Stated exercise:
Copy all lines of the listing that include the string "found".

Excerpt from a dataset
▼▼▼
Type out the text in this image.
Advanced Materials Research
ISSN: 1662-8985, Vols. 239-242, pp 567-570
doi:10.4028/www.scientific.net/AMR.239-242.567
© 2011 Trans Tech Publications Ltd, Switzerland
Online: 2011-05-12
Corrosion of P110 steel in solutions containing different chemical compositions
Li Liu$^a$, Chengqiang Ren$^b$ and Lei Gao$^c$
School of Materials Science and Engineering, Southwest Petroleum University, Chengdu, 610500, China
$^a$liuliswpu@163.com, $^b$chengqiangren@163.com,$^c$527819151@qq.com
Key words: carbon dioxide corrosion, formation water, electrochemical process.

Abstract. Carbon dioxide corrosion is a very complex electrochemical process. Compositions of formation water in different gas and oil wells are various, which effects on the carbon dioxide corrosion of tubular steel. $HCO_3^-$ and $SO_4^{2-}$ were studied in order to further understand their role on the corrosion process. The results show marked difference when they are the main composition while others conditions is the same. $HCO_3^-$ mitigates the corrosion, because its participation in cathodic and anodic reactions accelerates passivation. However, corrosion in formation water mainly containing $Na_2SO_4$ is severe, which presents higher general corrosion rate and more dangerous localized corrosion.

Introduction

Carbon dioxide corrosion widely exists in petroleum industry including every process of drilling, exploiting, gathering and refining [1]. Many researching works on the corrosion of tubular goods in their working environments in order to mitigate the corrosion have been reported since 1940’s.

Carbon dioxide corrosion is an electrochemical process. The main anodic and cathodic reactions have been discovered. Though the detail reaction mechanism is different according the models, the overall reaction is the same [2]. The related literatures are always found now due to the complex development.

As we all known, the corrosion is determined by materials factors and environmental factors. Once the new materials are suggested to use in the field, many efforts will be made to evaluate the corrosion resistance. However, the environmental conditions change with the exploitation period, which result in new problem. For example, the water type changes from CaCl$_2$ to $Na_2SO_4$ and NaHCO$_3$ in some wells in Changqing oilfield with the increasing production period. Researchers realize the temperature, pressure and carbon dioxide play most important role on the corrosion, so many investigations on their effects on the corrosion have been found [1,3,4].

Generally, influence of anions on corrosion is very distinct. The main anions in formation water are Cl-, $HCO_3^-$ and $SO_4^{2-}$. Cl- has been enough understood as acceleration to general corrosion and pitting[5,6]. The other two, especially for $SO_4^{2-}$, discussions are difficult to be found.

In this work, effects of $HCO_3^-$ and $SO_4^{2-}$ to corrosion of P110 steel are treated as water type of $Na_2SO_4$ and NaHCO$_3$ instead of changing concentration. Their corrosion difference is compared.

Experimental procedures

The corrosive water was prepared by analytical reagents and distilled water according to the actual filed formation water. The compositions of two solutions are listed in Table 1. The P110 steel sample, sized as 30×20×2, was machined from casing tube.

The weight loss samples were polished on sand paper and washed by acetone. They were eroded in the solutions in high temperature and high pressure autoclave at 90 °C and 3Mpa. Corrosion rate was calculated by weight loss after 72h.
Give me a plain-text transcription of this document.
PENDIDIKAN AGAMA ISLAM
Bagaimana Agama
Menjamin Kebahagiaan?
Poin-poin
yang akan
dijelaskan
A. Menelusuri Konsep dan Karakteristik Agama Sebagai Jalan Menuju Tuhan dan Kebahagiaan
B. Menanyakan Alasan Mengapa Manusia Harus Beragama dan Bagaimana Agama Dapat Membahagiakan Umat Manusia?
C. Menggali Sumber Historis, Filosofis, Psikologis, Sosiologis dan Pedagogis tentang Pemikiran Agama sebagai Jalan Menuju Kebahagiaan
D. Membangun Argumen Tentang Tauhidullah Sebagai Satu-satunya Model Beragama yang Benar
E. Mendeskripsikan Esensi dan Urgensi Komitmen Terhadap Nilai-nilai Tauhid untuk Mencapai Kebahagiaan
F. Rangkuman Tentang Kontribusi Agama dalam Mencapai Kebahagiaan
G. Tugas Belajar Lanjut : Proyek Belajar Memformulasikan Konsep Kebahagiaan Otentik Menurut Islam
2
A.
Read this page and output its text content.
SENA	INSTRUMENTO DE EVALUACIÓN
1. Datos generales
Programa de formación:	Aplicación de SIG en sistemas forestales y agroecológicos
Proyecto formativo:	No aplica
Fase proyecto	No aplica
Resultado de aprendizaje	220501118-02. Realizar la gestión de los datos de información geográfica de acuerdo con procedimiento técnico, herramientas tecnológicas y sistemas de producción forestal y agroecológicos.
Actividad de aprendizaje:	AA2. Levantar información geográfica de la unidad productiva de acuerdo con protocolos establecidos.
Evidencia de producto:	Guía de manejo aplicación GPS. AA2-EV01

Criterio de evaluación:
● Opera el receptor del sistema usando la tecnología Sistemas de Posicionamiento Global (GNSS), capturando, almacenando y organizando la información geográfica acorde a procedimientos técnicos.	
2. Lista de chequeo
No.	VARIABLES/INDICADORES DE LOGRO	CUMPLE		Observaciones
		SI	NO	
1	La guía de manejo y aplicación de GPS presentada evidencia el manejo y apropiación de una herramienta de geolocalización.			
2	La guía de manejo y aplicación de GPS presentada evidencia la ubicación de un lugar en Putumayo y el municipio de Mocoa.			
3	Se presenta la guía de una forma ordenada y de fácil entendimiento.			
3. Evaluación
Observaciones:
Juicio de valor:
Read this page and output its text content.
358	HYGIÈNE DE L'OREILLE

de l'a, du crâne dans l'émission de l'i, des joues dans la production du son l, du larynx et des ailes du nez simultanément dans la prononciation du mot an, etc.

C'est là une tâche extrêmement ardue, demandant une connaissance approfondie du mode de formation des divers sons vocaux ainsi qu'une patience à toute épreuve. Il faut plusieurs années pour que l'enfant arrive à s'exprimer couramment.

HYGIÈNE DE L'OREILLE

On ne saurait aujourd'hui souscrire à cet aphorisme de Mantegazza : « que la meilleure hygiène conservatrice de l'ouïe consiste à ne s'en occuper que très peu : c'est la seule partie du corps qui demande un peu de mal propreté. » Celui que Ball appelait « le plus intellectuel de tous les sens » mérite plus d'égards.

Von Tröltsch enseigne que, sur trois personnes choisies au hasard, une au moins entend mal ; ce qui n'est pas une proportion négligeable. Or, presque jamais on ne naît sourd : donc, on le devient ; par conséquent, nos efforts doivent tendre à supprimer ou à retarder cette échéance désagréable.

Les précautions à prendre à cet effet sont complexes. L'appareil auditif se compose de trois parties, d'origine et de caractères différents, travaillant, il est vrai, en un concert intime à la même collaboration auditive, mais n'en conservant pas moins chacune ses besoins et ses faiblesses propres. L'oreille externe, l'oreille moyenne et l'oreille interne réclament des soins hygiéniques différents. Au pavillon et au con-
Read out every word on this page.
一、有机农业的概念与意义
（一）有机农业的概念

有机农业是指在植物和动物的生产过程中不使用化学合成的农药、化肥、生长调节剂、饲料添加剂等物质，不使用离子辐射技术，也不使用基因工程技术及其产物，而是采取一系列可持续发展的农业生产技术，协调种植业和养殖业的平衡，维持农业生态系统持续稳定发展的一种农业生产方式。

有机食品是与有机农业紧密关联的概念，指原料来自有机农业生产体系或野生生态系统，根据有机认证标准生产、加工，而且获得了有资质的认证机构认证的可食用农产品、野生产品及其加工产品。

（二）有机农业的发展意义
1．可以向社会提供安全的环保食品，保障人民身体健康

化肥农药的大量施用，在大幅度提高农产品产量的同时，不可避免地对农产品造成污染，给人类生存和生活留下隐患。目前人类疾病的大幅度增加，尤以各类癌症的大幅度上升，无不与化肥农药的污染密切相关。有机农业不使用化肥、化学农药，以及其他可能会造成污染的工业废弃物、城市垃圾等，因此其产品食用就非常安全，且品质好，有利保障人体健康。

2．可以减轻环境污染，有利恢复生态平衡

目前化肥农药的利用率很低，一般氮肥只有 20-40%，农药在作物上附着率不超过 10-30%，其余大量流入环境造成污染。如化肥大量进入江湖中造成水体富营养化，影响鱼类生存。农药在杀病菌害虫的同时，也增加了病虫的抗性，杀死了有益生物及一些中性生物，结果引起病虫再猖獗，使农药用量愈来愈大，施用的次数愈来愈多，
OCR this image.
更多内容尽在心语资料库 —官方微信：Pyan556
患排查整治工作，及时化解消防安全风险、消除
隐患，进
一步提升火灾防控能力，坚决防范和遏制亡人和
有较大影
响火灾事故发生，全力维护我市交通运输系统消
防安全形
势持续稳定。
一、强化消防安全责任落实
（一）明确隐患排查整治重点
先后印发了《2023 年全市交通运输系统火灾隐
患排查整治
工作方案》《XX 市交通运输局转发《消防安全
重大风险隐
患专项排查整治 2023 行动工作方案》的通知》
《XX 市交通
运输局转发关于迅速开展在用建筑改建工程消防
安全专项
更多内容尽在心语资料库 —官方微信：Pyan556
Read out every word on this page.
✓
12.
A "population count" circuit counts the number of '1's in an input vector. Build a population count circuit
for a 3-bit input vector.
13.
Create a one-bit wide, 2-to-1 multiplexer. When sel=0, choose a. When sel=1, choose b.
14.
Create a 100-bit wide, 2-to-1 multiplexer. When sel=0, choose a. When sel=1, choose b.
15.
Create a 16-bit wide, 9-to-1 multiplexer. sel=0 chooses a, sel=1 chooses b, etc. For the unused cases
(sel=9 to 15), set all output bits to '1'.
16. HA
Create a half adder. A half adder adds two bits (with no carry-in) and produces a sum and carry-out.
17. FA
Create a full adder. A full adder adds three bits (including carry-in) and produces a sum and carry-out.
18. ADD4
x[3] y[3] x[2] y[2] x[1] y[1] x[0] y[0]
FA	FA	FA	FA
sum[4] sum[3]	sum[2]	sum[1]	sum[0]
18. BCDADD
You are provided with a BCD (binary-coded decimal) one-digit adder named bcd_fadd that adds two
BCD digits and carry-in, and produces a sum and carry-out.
▲▲▲
The answer:
Carbon dioxide corrosion is an electrochemical process. The main anodic and cathodic reactions have been discovered. Though the detail reaction mechanism is different according the models, the overall reaction is the same [2]. The related literatures are always found now due to the complex development.
As we all known, the corrosion is determined by materials factors and environmental factors. Once the new materials are suggested to use in the field, many efforts will be made to evaluate the corrosion resistance. However, the environmental conditions change with the exploitation period, which result in new problem. For example, the water type changes from CaCl$_2$ to $Na_2SO_4$ and NaHCO$_3$ in some wells in Changqing oilfield with the increasing production period. Researchers realize the temperature, pressure and carbon dioxide play most important role on the corrosion, so many investigations on their effects on the corrosion have been found [1,3,4].
Generally, influence of anions on corrosion is very distinct. The main anions in formation water are Cl-, $HCO_3^-$ and $SO_4^{2-}$. Cl- has been enough understood as acceleration to general corrosion and pitting[5,6]. The other two, especially for $SO_4^{2-}$, discussions are difficult to be found.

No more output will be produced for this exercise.